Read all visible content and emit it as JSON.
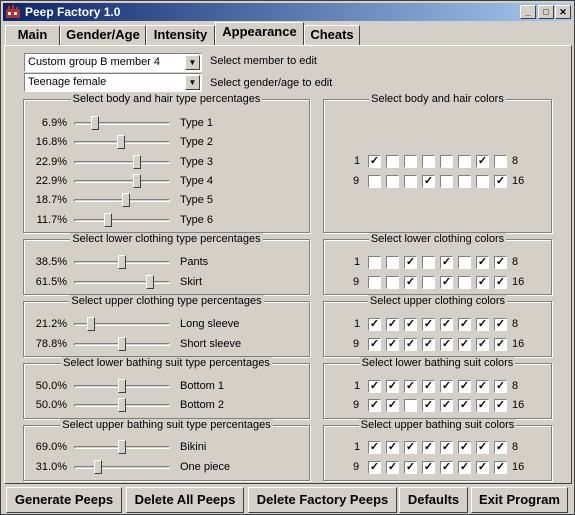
{
  "window": {
    "title": "Peep Factory 1.0",
    "controls": [
      "_",
      "□",
      "✕"
    ]
  },
  "tabs": [
    {
      "label": "Main",
      "active": false
    },
    {
      "label": "Gender/Age",
      "active": false
    },
    {
      "label": "Intensity",
      "active": false
    },
    {
      "label": "Appearance",
      "active": true
    },
    {
      "label": "Cheats",
      "active": false
    }
  ],
  "member_select": {
    "value": "Custom group B member 4",
    "label": "Select member to edit"
  },
  "gender_select": {
    "value": "Teenage female",
    "label": "Select gender/age to edit"
  },
  "type_groups": [
    {
      "title": "Select body and hair type percentages",
      "rows": [
        {
          "pct": "6.9%",
          "name": "Type 1",
          "level": 0.22
        },
        {
          "pct": "16.8%",
          "name": "Type 2",
          "level": 0.49
        },
        {
          "pct": "22.9%",
          "name": "Type 3",
          "level": 0.66
        },
        {
          "pct": "22.9%",
          "name": "Type 4",
          "level": 0.66
        },
        {
          "pct": "18.7%",
          "name": "Type 5",
          "level": 0.54
        },
        {
          "pct": "11.7%",
          "name": "Type 6",
          "level": 0.35
        }
      ]
    },
    {
      "title": "Select lower clothing type percentages",
      "rows": [
        {
          "pct": "38.5%",
          "name": "Pants",
          "level": 0.5
        },
        {
          "pct": "61.5%",
          "name": "Skirt",
          "level": 0.79
        }
      ]
    },
    {
      "title": "Select upper clothing type percentages",
      "rows": [
        {
          "pct": "21.2%",
          "name": "Long sleeve",
          "level": 0.18
        },
        {
          "pct": "78.8%",
          "name": "Short sleeve",
          "level": 0.5
        }
      ]
    },
    {
      "title": "Select lower bathing suit type percentages",
      "rows": [
        {
          "pct": "50.0%",
          "name": "Bottom 1",
          "level": 0.5
        },
        {
          "pct": "50.0%",
          "name": "Bottom 2",
          "level": 0.5
        }
      ]
    },
    {
      "title": "Select upper bathing suit type percentages",
      "rows": [
        {
          "pct": "69.0%",
          "name": "Bikini",
          "level": 0.5
        },
        {
          "pct": "31.0%",
          "name": "One piece",
          "level": 0.25
        }
      ]
    }
  ],
  "color_groups": [
    {
      "title": "Select body and hair colors",
      "row1_start": "1",
      "row1_end": "8",
      "row2_start": "9",
      "row2_end": "16",
      "row1": [
        true,
        false,
        false,
        false,
        false,
        false,
        true,
        false
      ],
      "row2": [
        false,
        false,
        false,
        true,
        false,
        false,
        false,
        true
      ]
    },
    {
      "title": "Select lower clothing colors",
      "row1_start": "1",
      "row1_end": "8",
      "row2_start": "9",
      "row2_end": "16",
      "row1": [
        false,
        false,
        true,
        false,
        true,
        false,
        true,
        true
      ],
      "row2": [
        false,
        false,
        true,
        false,
        true,
        false,
        true,
        true
      ]
    },
    {
      "title": "Select upper clothing colors",
      "row1_start": "1",
      "row1_end": "8",
      "row2_start": "9",
      "row2_end": "16",
      "row1": [
        true,
        true,
        true,
        true,
        true,
        true,
        true,
        true
      ],
      "row2": [
        true,
        true,
        true,
        true,
        true,
        true,
        true,
        true
      ]
    },
    {
      "title": "Select lower bathing suit colors",
      "row1_start": "1",
      "row1_end": "8",
      "row2_start": "9",
      "row2_end": "16",
      "row1": [
        true,
        true,
        true,
        true,
        true,
        true,
        true,
        true
      ],
      "row2": [
        true,
        true,
        false,
        true,
        true,
        true,
        true,
        true
      ]
    },
    {
      "title": "Select upper bathing suit colors",
      "row1_start": "1",
      "row1_end": "8",
      "row2_start": "9",
      "row2_end": "16",
      "row1": [
        true,
        true,
        true,
        true,
        true,
        true,
        true,
        true
      ],
      "row2": [
        true,
        true,
        true,
        true,
        true,
        true,
        true,
        true
      ]
    }
  ],
  "buttons": {
    "generate": "Generate Peeps",
    "delete_all": "Delete All Peeps",
    "delete_factory": "Delete Factory Peeps",
    "defaults": "Defaults",
    "exit": "Exit Program"
  }
}
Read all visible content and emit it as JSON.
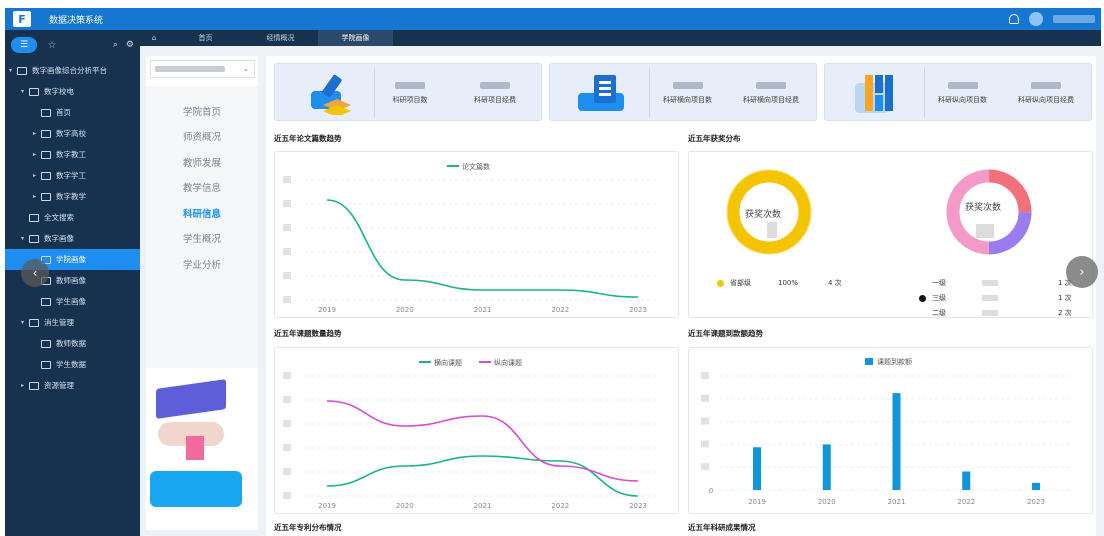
{
  "app": {
    "title": "数据决策系统"
  },
  "tabs": [
    "首页",
    "经情概况",
    "学院画像"
  ],
  "sidebar": {
    "items": [
      {
        "label": "数字画像综合分析平台",
        "level": 0,
        "caret": "▾"
      },
      {
        "label": "数字校电",
        "level": 1,
        "caret": "▾"
      },
      {
        "label": "首页",
        "level": 2,
        "caret": ""
      },
      {
        "label": "数字高校",
        "level": 2,
        "caret": "▸"
      },
      {
        "label": "数字教工",
        "level": 2,
        "caret": "▸"
      },
      {
        "label": "数字学工",
        "level": 2,
        "caret": "▸"
      },
      {
        "label": "数字教学",
        "level": 2,
        "caret": "▸"
      },
      {
        "label": "全文搜索",
        "level": 1,
        "caret": ""
      },
      {
        "label": "数字画像",
        "level": 1,
        "caret": "▾"
      },
      {
        "label": "学院画像",
        "level": 2,
        "caret": "",
        "active": true
      },
      {
        "label": "教师画像",
        "level": 2,
        "caret": ""
      },
      {
        "label": "学生画像",
        "level": 2,
        "caret": ""
      },
      {
        "label": "消生管理",
        "level": 1,
        "caret": "▾"
      },
      {
        "label": "教师数据",
        "level": 2,
        "caret": ""
      },
      {
        "label": "学生数据",
        "level": 2,
        "caret": ""
      },
      {
        "label": "资源管理",
        "level": 1,
        "caret": "▸"
      }
    ]
  },
  "subnav": {
    "items": [
      "学院首页",
      "师资概况",
      "教师发展",
      "教学信息",
      "科研信息",
      "学生概况",
      "学业分析"
    ],
    "active": "科研信息"
  },
  "stats": [
    {
      "labels": [
        "科研项目数",
        "科研项目经费"
      ]
    },
    {
      "labels": [
        "科研横向项目数",
        "科研横向项目经费"
      ]
    },
    {
      "labels": [
        "科研纵向项目数",
        "科研纵向项目经费"
      ]
    }
  ],
  "sections": {
    "s1": "近五年论文篇数趋势",
    "s2": "近五年获奖分布",
    "s3": "近五年课题数量趋势",
    "s4": "近五年课题到款额趋势",
    "s5": "近五年专利分布情况",
    "s6": "近五年科研成果情况"
  },
  "awards": {
    "donut1_label": "获奖次数",
    "donut2_label": "获奖次数",
    "legend1": {
      "name": "省部级",
      "pct": "100%",
      "count": "4 次"
    },
    "legend2": [
      {
        "name": "一级",
        "count": "1 次"
      },
      {
        "name": "三级",
        "count": "1 次"
      },
      {
        "name": "二级",
        "count": "2 次"
      }
    ]
  },
  "colors": {
    "primary": "#1677d2",
    "sidebar": "#16324f",
    "teal": "#1bb38a",
    "magenta": "#d84bd2",
    "blue": "#1296db",
    "gold": "#f5c400"
  },
  "chart_data": [
    {
      "type": "line",
      "title": "近五年论文篇数趋势",
      "x": [
        "2019",
        "2020",
        "2021",
        "2022",
        "2023"
      ],
      "series": [
        {
          "name": "论文篇数",
          "values": [
            10,
            2,
            1,
            1,
            0.3
          ]
        }
      ],
      "ylim": [
        0,
        12
      ]
    },
    {
      "type": "line",
      "title": "近五年课题数量趋势",
      "x": [
        "2019",
        "2020",
        "2021",
        "2022",
        "2023"
      ],
      "series": [
        {
          "name": "横向课题",
          "values": [
            1,
            3,
            4,
            3.5,
            0
          ]
        },
        {
          "name": "纵向课题",
          "values": [
            9.5,
            7,
            8,
            3,
            1.5
          ]
        }
      ],
      "ylim": [
        0,
        12
      ]
    },
    {
      "type": "bar",
      "title": "近五年课题到款额趋势",
      "categories": [
        "2019",
        "2020",
        "2021",
        "2022",
        "2023"
      ],
      "series": [
        {
          "name": "课题到款额",
          "values": [
            30,
            32,
            68,
            13,
            5
          ]
        }
      ],
      "ylim": [
        0,
        80
      ],
      "ytick0": "0"
    }
  ]
}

- [YOUR GOAL]
Determine how many lines in the listing above hold the string "suit", then write only the number.

- [SOLUTION]
4